* [Records from a collection]
------------------------------
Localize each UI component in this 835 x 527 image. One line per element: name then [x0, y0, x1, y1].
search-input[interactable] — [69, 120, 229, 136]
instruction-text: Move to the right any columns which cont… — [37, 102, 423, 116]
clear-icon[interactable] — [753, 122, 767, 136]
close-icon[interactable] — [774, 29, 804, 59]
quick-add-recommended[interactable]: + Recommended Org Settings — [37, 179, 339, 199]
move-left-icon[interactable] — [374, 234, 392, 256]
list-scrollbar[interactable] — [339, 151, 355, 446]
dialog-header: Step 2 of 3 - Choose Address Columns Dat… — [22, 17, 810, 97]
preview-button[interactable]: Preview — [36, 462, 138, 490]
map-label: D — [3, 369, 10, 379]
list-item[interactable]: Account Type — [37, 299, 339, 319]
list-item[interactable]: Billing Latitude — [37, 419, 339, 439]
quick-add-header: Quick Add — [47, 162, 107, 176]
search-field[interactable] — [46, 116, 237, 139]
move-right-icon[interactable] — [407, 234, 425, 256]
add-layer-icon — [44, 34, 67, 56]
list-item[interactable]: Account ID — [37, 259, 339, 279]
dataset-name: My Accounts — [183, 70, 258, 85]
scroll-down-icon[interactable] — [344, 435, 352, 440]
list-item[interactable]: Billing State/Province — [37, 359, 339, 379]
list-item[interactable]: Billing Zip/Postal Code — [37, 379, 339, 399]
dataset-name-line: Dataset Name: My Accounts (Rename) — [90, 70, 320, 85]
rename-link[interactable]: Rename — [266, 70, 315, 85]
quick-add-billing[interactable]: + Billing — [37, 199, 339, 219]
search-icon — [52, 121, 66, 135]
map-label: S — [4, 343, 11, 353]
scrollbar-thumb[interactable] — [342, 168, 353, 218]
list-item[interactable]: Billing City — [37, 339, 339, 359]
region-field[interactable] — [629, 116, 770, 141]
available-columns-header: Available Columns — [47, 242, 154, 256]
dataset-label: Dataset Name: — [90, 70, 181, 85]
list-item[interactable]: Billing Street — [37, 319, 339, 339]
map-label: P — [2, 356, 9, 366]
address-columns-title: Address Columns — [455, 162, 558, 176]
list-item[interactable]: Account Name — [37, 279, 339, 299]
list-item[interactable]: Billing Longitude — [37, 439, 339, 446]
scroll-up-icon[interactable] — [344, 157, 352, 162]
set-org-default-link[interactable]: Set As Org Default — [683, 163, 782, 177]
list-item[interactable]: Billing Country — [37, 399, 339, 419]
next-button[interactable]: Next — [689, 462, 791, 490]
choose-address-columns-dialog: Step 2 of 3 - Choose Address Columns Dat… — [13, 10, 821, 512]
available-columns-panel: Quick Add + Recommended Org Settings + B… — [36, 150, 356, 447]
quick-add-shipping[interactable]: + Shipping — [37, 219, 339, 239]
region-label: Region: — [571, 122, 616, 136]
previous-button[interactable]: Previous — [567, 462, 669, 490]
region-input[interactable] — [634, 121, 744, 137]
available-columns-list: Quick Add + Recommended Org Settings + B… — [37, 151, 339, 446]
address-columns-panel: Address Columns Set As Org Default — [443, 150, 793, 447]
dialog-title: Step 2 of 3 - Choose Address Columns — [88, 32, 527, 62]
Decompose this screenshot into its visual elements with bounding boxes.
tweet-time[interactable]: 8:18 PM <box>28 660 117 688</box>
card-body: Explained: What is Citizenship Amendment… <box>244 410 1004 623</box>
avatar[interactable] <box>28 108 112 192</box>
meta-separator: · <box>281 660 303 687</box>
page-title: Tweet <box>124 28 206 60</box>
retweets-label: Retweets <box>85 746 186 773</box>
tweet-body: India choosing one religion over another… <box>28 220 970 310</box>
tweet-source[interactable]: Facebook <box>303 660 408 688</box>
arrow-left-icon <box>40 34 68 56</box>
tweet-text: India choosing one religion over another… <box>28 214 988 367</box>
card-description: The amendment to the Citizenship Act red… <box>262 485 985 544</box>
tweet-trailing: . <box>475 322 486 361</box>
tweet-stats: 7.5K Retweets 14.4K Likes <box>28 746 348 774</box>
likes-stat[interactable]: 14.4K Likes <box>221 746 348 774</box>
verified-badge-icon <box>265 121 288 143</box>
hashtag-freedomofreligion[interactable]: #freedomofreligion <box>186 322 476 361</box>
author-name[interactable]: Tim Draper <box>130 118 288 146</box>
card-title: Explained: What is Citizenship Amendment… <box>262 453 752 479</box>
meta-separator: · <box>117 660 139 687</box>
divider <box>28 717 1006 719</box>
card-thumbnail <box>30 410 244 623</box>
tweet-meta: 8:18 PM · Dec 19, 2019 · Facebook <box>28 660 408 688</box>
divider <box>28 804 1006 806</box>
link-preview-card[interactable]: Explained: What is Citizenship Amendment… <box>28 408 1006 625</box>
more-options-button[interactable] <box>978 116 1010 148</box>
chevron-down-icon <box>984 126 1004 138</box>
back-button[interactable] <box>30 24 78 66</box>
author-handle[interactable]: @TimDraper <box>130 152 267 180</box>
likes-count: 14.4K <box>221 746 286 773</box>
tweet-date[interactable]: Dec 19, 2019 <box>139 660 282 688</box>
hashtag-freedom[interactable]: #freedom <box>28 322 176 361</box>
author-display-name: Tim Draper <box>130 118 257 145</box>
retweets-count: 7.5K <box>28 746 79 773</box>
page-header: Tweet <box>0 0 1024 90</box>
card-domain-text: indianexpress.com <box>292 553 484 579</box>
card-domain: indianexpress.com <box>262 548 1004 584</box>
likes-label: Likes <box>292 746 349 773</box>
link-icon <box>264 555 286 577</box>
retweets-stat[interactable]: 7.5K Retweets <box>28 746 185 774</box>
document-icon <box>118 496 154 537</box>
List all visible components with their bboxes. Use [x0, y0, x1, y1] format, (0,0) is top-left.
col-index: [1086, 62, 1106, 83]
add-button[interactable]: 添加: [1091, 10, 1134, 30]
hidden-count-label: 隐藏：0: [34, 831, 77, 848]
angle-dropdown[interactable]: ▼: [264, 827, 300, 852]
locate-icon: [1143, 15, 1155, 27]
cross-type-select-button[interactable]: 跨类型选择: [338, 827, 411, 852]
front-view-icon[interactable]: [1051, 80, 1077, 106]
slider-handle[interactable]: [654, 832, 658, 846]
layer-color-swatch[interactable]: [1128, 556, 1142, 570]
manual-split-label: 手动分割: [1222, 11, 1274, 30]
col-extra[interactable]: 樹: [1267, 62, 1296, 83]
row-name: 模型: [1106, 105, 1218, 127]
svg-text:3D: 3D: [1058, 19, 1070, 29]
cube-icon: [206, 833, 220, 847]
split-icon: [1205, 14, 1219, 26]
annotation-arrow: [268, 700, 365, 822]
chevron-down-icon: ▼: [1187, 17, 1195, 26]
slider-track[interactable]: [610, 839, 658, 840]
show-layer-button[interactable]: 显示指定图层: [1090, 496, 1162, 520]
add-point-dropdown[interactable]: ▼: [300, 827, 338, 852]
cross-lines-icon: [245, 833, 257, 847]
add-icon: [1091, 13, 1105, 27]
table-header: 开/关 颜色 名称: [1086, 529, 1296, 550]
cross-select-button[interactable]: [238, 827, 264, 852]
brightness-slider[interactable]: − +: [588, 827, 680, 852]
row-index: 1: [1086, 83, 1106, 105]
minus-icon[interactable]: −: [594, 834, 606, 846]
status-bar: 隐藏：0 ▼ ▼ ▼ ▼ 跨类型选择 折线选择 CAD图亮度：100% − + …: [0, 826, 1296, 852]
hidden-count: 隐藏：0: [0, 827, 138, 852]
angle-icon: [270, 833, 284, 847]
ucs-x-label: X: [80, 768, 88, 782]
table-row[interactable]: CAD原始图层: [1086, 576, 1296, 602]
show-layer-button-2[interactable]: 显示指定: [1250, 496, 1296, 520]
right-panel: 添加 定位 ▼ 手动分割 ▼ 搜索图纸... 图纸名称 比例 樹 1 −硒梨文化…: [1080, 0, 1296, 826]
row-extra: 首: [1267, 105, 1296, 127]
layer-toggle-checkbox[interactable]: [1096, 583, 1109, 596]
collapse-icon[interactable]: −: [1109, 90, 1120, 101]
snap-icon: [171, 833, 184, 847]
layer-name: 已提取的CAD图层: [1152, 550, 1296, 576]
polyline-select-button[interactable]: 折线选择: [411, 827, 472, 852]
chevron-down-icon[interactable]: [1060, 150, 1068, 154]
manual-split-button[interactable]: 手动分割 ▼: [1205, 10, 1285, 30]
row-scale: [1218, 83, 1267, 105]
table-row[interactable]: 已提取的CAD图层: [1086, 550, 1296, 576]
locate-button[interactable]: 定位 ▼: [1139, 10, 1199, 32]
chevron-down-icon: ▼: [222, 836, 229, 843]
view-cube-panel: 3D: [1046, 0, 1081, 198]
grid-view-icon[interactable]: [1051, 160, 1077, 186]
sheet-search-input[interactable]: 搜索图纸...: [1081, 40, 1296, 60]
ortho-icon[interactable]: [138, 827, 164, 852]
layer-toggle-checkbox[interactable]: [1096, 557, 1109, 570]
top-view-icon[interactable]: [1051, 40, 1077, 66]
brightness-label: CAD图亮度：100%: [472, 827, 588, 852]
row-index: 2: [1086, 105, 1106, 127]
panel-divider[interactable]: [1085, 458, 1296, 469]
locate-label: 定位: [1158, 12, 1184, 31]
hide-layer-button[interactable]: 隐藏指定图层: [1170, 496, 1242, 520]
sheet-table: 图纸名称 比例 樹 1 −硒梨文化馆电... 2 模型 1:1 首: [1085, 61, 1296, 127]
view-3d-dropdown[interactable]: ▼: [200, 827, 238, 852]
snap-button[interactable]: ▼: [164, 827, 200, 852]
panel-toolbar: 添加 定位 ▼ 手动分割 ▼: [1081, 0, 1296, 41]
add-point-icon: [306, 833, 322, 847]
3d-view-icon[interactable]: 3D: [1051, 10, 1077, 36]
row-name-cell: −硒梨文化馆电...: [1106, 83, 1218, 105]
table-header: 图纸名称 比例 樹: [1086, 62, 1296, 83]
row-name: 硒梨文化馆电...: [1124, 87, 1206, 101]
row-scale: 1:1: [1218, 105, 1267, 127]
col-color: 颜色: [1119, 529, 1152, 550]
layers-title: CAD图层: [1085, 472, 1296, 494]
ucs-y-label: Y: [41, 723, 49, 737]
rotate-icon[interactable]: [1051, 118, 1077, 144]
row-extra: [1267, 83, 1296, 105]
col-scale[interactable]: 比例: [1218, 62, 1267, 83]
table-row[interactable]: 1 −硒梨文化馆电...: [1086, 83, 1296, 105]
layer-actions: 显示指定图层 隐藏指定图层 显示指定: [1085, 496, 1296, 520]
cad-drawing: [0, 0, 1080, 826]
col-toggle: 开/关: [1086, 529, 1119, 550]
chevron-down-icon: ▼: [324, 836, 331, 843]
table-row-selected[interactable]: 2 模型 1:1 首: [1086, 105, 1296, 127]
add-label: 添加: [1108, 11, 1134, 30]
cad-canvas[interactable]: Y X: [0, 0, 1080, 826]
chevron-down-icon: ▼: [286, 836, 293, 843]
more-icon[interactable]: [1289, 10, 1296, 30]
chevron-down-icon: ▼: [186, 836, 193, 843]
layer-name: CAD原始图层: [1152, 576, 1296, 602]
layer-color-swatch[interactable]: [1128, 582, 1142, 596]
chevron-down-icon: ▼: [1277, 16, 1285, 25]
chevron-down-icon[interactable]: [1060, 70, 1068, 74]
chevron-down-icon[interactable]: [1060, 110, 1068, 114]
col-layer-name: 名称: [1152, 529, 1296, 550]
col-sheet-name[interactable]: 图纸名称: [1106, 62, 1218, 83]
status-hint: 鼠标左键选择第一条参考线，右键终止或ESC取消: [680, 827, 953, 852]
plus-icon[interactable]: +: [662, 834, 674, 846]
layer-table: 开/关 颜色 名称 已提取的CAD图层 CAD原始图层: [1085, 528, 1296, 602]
------------------------------
* [TASK DESCRIPTION] Pull out every line of the records above that contains the string "手动分割".

* [ANSWER TO THE EXERCISE]
manual-split-label: 手动分割: [1222, 11, 1274, 30]
right-panel: 添加 定位 ▼ 手动分割 ▼ 搜索图纸... 图纸名称 比例 樹 1 −硒梨文化…: [1080, 0, 1296, 826]
manual-split-button[interactable]: 手动分割 ▼: [1205, 10, 1285, 30]
panel-toolbar: 添加 定位 ▼ 手动分割 ▼: [1081, 0, 1296, 41]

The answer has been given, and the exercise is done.